- _Instructions for the task_: Scan the listing and work out how many lines contain the word "subtitle". Nothing but the number should be given.

─── Stored rows ───

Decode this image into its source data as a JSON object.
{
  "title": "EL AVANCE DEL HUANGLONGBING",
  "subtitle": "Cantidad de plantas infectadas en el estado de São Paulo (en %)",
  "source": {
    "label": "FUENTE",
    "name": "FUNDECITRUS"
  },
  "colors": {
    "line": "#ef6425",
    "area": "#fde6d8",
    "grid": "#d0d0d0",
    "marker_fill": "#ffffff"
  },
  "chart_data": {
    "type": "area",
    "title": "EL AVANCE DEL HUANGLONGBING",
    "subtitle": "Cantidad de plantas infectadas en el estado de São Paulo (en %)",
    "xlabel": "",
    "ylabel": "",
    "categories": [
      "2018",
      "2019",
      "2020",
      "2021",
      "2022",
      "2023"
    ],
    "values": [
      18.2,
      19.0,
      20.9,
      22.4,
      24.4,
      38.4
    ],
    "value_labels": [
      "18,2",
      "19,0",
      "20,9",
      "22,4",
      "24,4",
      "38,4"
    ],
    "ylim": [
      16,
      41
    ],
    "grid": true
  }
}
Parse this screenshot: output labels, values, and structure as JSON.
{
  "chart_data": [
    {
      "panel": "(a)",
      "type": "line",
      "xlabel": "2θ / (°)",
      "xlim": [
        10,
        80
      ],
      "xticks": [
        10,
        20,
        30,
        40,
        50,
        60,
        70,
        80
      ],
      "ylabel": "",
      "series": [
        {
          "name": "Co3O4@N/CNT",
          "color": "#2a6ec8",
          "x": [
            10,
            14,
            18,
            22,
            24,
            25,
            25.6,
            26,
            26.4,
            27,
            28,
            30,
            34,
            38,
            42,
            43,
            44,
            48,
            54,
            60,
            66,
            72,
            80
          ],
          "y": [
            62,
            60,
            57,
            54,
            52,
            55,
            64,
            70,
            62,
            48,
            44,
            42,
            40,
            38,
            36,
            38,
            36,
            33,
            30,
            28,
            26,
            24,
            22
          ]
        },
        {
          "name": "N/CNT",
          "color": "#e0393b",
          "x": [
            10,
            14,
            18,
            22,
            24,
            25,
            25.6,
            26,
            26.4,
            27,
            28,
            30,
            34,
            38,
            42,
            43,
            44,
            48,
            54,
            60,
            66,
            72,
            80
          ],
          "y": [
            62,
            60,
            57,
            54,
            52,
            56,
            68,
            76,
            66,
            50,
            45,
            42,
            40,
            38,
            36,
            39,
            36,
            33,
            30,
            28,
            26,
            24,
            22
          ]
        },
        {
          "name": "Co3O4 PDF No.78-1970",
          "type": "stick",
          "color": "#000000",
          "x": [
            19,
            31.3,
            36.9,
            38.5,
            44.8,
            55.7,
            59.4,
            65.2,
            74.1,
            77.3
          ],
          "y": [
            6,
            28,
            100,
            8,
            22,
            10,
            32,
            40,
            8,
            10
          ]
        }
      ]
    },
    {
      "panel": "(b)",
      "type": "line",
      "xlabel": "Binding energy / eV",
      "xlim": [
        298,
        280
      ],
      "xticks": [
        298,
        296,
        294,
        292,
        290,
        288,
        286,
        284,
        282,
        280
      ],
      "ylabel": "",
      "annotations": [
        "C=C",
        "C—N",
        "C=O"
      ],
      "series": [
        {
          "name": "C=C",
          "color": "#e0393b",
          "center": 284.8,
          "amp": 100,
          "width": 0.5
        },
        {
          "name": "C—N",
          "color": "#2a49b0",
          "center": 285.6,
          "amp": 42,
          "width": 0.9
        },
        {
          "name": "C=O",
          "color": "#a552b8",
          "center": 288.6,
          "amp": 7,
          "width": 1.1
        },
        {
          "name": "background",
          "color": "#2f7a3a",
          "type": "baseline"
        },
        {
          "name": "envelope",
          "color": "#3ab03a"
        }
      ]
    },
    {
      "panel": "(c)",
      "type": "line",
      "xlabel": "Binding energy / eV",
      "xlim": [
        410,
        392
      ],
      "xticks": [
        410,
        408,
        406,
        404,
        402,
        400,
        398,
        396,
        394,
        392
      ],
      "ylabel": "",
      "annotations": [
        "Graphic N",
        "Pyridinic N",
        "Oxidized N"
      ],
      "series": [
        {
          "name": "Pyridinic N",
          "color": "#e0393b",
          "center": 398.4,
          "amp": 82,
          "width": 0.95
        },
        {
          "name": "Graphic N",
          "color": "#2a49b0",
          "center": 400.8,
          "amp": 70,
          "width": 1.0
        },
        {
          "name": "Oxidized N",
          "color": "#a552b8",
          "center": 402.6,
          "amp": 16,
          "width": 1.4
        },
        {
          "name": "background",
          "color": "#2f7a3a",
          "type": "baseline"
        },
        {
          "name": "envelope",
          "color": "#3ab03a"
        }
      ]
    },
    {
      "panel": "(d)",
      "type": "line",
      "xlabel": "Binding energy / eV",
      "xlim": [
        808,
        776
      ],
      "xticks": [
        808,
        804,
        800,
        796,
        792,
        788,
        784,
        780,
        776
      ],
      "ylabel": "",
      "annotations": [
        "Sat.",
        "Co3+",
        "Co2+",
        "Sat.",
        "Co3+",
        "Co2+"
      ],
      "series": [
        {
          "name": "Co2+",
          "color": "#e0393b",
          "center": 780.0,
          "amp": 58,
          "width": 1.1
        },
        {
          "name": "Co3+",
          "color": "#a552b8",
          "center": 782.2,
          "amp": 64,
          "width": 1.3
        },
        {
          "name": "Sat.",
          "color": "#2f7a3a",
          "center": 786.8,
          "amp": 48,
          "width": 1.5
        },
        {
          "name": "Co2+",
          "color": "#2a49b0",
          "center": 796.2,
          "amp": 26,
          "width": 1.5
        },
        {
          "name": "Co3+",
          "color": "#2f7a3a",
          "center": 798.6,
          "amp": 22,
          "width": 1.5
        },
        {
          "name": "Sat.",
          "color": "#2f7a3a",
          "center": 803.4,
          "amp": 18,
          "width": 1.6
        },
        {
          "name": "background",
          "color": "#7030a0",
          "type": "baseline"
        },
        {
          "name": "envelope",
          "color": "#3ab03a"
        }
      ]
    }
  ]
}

───

- _Response to the exercise_: 2